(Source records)
----------

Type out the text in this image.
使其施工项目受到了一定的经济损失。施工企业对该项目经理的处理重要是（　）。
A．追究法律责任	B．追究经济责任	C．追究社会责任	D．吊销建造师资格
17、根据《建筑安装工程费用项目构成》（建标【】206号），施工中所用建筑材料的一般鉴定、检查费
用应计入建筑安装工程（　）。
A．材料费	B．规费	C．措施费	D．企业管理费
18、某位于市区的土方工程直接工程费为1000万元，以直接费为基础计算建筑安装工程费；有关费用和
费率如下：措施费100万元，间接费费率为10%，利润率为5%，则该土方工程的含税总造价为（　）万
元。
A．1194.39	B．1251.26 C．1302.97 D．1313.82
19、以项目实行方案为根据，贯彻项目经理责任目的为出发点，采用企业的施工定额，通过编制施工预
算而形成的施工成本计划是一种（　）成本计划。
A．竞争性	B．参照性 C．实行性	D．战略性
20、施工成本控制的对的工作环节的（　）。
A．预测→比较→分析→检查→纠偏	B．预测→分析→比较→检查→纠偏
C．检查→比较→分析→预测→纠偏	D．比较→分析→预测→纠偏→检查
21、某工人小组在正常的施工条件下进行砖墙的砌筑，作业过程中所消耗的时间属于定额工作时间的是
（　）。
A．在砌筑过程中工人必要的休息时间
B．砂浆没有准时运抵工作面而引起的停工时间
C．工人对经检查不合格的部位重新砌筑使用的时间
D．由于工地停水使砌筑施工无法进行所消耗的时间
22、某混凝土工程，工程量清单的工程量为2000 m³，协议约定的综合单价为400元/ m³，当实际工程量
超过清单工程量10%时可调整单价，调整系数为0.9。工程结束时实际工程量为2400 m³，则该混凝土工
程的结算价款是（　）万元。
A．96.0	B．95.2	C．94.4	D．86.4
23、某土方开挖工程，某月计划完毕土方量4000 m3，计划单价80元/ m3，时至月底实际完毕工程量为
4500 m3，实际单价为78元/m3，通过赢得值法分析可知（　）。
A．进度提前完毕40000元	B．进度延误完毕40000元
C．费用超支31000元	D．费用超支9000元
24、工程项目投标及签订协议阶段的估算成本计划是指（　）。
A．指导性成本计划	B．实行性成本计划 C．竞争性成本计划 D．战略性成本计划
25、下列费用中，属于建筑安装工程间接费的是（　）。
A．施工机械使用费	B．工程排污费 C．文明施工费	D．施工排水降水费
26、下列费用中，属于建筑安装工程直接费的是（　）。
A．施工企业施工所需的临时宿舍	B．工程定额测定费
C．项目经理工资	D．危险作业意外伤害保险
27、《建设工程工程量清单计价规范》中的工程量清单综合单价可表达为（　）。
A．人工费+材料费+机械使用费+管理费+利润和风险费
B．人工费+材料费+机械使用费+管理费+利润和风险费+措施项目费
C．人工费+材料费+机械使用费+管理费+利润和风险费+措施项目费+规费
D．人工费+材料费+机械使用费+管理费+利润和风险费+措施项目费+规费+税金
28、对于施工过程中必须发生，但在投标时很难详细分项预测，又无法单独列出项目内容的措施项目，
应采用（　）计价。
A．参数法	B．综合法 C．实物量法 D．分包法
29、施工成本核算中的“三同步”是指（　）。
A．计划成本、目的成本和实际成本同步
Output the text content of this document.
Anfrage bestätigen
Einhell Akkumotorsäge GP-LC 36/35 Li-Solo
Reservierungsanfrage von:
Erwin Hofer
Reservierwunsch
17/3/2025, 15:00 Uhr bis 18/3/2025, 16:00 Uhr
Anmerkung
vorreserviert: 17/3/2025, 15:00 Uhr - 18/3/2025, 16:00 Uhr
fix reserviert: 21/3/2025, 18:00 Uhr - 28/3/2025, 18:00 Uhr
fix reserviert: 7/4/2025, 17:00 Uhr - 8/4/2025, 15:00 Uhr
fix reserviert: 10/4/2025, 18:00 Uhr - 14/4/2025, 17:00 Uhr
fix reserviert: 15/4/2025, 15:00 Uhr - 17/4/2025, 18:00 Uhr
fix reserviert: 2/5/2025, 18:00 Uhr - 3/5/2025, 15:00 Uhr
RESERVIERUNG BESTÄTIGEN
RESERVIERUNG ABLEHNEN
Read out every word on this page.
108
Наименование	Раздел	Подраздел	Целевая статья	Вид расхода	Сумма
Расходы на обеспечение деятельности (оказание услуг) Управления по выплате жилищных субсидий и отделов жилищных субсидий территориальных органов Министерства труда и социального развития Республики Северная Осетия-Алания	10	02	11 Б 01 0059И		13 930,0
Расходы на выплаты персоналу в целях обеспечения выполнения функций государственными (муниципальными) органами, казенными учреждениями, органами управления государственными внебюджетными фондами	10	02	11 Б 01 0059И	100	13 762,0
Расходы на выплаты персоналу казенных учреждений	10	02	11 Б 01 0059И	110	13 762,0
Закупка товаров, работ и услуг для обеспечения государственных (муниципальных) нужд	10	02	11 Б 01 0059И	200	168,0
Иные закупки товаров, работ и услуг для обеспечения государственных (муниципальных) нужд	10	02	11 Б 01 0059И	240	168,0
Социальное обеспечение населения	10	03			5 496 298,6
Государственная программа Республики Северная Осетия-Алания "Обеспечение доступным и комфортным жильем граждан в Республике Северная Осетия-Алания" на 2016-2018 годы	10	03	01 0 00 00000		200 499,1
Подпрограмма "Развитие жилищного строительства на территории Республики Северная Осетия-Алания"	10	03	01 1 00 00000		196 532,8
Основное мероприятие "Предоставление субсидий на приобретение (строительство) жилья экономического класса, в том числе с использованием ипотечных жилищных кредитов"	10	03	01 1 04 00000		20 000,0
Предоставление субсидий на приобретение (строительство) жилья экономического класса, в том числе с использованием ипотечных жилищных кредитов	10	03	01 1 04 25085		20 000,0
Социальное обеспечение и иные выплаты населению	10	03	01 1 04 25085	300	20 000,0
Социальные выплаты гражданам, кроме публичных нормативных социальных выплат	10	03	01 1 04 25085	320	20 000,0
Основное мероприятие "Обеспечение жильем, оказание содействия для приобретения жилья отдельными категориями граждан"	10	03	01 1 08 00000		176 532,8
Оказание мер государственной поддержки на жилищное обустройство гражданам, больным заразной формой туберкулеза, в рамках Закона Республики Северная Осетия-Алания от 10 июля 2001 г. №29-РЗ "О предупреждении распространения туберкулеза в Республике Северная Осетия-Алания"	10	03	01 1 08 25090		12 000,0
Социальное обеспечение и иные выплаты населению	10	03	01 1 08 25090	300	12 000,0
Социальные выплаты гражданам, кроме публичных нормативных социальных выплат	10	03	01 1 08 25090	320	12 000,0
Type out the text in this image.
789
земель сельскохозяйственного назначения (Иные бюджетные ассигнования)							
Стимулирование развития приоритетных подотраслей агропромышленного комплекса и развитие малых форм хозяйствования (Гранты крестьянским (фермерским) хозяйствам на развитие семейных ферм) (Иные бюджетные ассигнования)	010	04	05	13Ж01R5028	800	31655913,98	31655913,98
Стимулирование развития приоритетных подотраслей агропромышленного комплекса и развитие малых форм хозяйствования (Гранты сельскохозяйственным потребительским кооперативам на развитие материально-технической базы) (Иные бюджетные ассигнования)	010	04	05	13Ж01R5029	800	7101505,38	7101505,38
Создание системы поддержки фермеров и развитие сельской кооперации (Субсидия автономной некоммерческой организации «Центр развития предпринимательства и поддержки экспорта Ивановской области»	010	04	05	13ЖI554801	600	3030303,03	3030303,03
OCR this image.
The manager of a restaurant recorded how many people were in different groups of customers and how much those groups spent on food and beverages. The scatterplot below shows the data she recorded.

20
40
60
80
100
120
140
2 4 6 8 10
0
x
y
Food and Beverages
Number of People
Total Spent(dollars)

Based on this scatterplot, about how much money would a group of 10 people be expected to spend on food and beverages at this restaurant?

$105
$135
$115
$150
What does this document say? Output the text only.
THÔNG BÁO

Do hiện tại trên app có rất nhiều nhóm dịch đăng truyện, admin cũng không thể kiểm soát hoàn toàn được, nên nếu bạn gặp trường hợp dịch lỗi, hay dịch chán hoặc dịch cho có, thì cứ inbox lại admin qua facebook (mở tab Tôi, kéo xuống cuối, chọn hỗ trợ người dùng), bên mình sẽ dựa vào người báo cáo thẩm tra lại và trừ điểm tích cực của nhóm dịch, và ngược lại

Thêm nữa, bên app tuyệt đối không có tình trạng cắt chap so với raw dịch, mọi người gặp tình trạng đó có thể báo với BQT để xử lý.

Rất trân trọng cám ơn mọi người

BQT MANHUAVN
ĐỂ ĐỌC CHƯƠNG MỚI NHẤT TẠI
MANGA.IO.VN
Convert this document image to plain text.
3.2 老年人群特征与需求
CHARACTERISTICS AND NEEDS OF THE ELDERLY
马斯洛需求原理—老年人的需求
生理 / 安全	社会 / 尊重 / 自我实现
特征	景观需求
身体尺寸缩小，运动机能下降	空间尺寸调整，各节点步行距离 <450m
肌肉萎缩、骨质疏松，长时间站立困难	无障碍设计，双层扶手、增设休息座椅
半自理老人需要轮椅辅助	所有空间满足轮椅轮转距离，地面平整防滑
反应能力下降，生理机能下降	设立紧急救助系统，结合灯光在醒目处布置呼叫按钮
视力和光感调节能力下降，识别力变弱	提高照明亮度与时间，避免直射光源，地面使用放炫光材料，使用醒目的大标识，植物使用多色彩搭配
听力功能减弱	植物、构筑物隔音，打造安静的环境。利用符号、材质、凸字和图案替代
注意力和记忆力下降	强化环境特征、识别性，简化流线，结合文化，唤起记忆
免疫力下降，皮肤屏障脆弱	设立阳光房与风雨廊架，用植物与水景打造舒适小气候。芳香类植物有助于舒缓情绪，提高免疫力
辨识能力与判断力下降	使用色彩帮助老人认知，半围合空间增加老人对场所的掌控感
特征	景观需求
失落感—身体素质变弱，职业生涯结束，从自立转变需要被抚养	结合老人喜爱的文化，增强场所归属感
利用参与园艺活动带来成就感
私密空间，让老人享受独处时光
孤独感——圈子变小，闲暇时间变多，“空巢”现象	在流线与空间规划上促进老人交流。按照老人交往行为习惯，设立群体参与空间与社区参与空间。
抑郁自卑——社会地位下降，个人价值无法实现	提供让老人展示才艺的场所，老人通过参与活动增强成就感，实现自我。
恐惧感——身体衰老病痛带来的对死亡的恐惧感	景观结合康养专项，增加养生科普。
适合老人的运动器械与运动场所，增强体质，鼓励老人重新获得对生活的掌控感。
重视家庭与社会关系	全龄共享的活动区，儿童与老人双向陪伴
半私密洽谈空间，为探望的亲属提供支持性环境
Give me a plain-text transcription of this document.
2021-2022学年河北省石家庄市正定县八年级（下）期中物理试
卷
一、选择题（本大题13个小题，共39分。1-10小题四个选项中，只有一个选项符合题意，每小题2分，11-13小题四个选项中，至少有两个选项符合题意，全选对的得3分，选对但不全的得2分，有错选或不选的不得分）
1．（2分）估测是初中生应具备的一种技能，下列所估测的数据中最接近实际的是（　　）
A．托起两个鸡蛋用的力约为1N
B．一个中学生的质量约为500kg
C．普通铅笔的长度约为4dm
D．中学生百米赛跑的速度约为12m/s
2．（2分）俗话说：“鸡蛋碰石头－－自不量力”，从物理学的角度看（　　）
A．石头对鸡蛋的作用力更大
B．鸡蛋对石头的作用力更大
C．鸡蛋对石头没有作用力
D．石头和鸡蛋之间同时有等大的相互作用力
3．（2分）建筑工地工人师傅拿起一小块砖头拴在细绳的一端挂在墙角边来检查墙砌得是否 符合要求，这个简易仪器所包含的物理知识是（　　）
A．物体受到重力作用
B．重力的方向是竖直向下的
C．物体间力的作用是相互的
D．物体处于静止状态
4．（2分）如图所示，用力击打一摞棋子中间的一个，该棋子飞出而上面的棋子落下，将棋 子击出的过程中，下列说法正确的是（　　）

----------

TASK
State how many lines in the records above contain the word "利润和风险费", and give only that number.

SOLUTION
4